- **Your task**: Filter the data for lines with the word "기울기를", then copy every line so identified.
★ ★ ★ ★
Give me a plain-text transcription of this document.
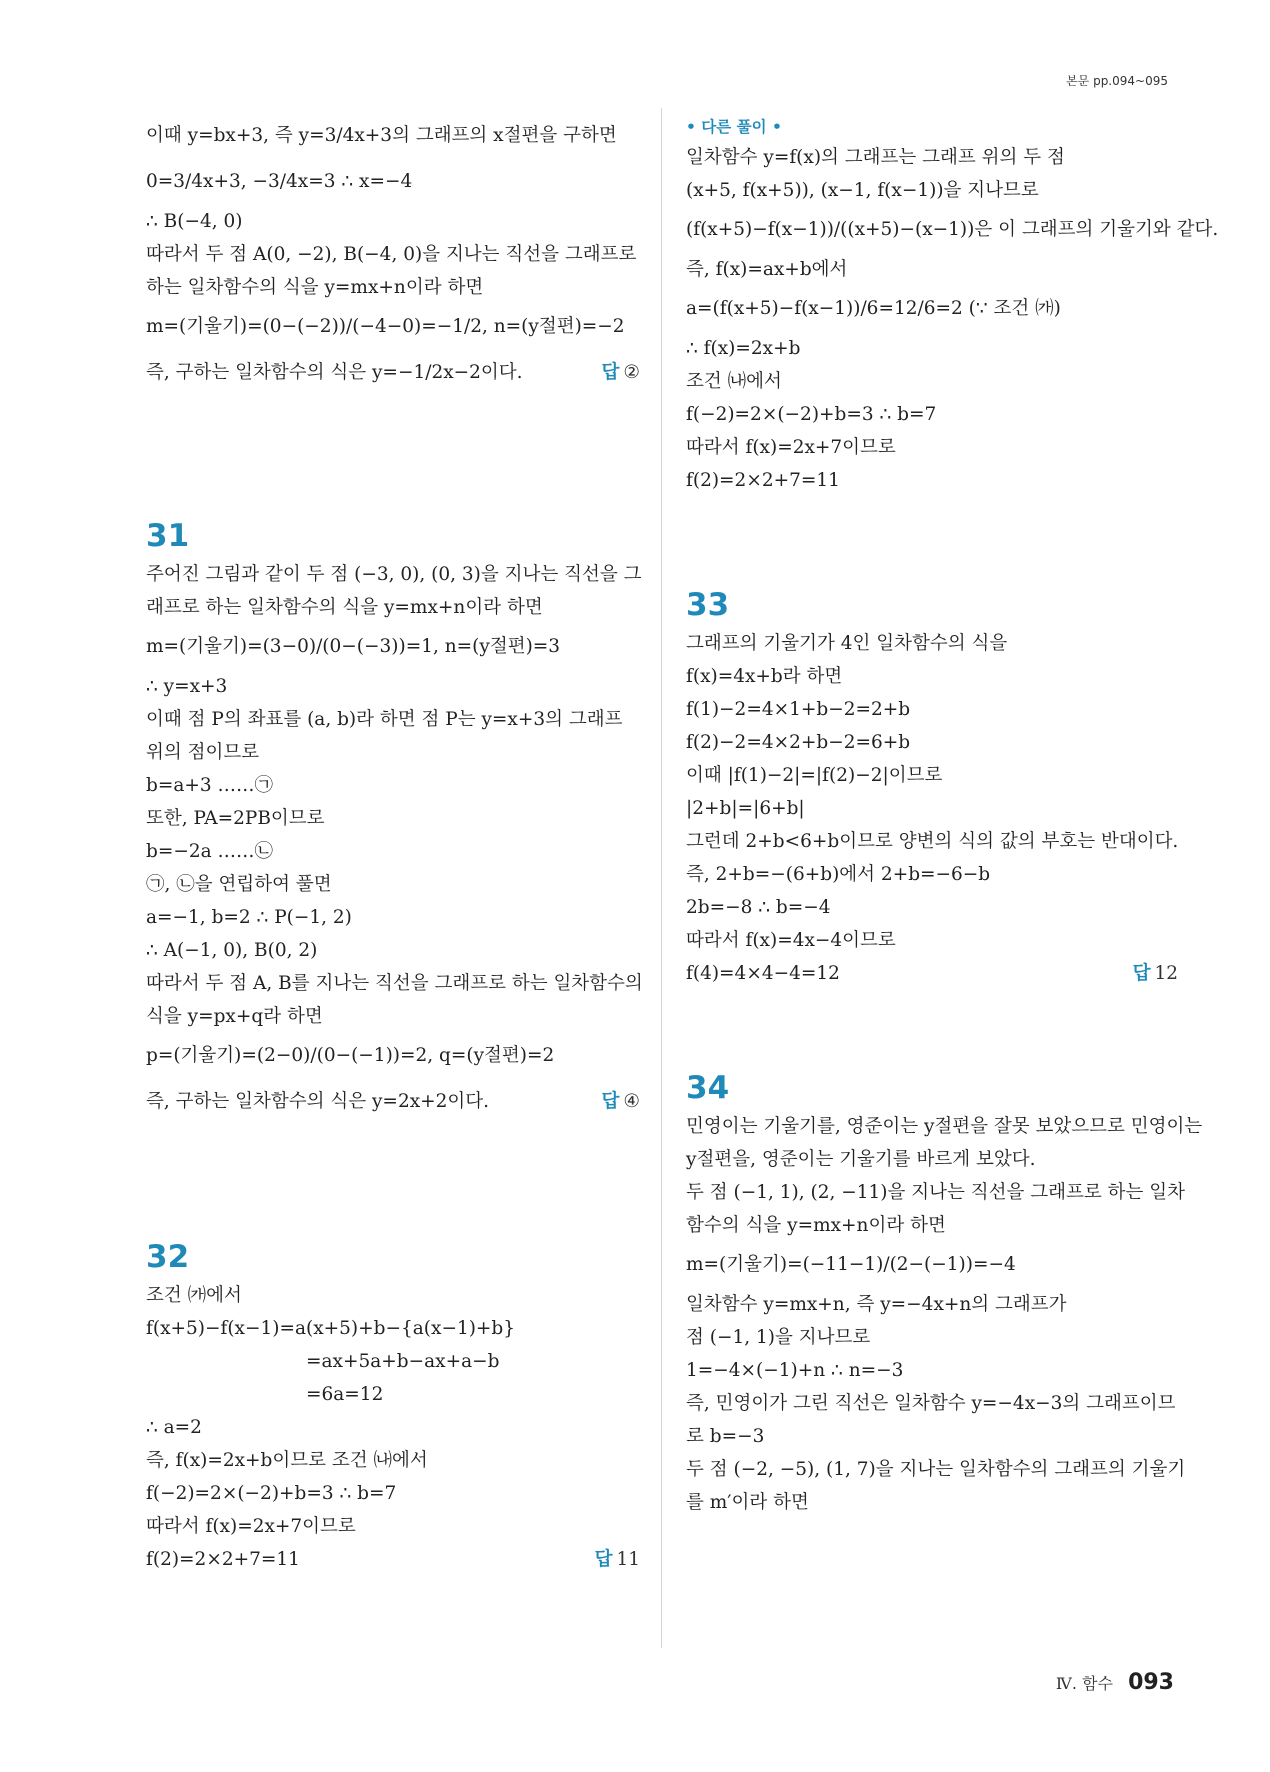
본문 pp.094~095
이때 y=bx+3, 즉 y=3/4x+3의 그래프의 x절편을 구하면
0=3/4x+3, −3/4x=3 ∴ x=−4
∴ B(−4, 0)
따라서 두 점 A(0, −2), B(−4, 0)을 지나는 직선을 그래프로
하는 일차함수의 식을 y=mx+n이라 하면
m=(기울기)=(0−(−2))/(−4−0)=−1/2, n=(y절편)=−2
즉, 구하는 일차함수의 식은 y=−1/2x−2이다.	답 ②
31
주어진 그림과 같이 두 점 (−3, 0), (0, 3)을 지나는 직선을 그
래프로 하는 일차함수의 식을 y=mx+n이라 하면
m=(기울기)=(3−0)/(0−(−3))=1, n=(y절편)=3
∴ y=x+3
이때 점 P의 좌표를 (a, b)라 하면 점 P는 y=x+3의 그래프
위의 점이므로
b=a+3 ……㉠
또한, PA=2PB이므로
b=−2a ……㉡
㉠, ㉡을 연립하여 풀면
a=−1, b=2 ∴ P(−1, 2)
∴ A(−1, 0), B(0, 2)
따라서 두 점 A, B를 지나는 직선을 그래프로 하는 일차함수의
식을 y=px+q라 하면
p=(기울기)=(2−0)/(0−(−1))=2, q=(y절편)=2
즉, 구하는 일차함수의 식은 y=2x+2이다.	답 ④
32
조건 ㈎에서
f(x+5)−f(x−1)=a(x+5)+b−{a(x−1)+b}
=ax+5a+b−ax+a−b
=6a=12
∴ a=2
즉, f(x)=2x+b이므로 조건 ㈏에서
f(−2)=2×(−2)+b=3 ∴ b=7
따라서 f(x)=2x+7이므로
f(2)=2×2+7=11	답 11
• 다른 풀이 •
일차함수 y=f(x)의 그래프는 그래프 위의 두 점
(x+5, f(x+5)), (x−1, f(x−1))을 지나므로
(f(x+5)−f(x−1))/((x+5)−(x−1))은 이 그래프의 기울기와 같다.
즉, f(x)=ax+b에서
a=(f(x+5)−f(x−1))/6=12/6=2 (∵ 조건 ㈎)
∴ f(x)=2x+b
조건 ㈏에서
f(−2)=2×(−2)+b=3 ∴ b=7
따라서 f(x)=2x+7이므로
f(2)=2×2+7=11
33
그래프의 기울기가 4인 일차함수의 식을
f(x)=4x+b라 하면
f(1)−2=4×1+b−2=2+b
f(2)−2=4×2+b−2=6+b
이때 |f(1)−2|=|f(2)−2|이므로
|2+b|=|6+b|
그런데 2+b<6+b이므로 양변의 식의 값의 부호는 반대이다.
즉, 2+b=−(6+b)에서 2+b=−6−b
2b=−8 ∴ b=−4
따라서 f(x)=4x−4이므로
f(4)=4×4−4=12	답 12
34
민영이는 기울기를, 영준이는 y절편을 잘못 보았으므로 민영이는
y절편을, 영준이는 기울기를 바르게 보았다.
두 점 (−1, 1), (2, −11)을 지나는 직선을 그래프로 하는 일차
함수의 식을 y=mx+n이라 하면
m=(기울기)=(−11−1)/(2−(−1))=−4
일차함수 y=mx+n, 즉 y=−4x+n의 그래프가
점 (−1, 1)을 지나므로
1=−4×(−1)+n ∴ n=−3
즉, 민영이가 그린 직선은 일차함수 y=−4x−3의 그래프이므
로 b=−3
두 점 (−2, −5), (1, 7)을 지나는 일차함수의 그래프의 기울기
를 m′이라 하면
Ⅳ. 함수 093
★ ★ ★ ★
- **Answer to the exercise**:
민영이는 기울기를, 영준이는 y절편을 잘못 보았으므로 민영이는
y절편을, 영준이는 기울기를 바르게 보았다.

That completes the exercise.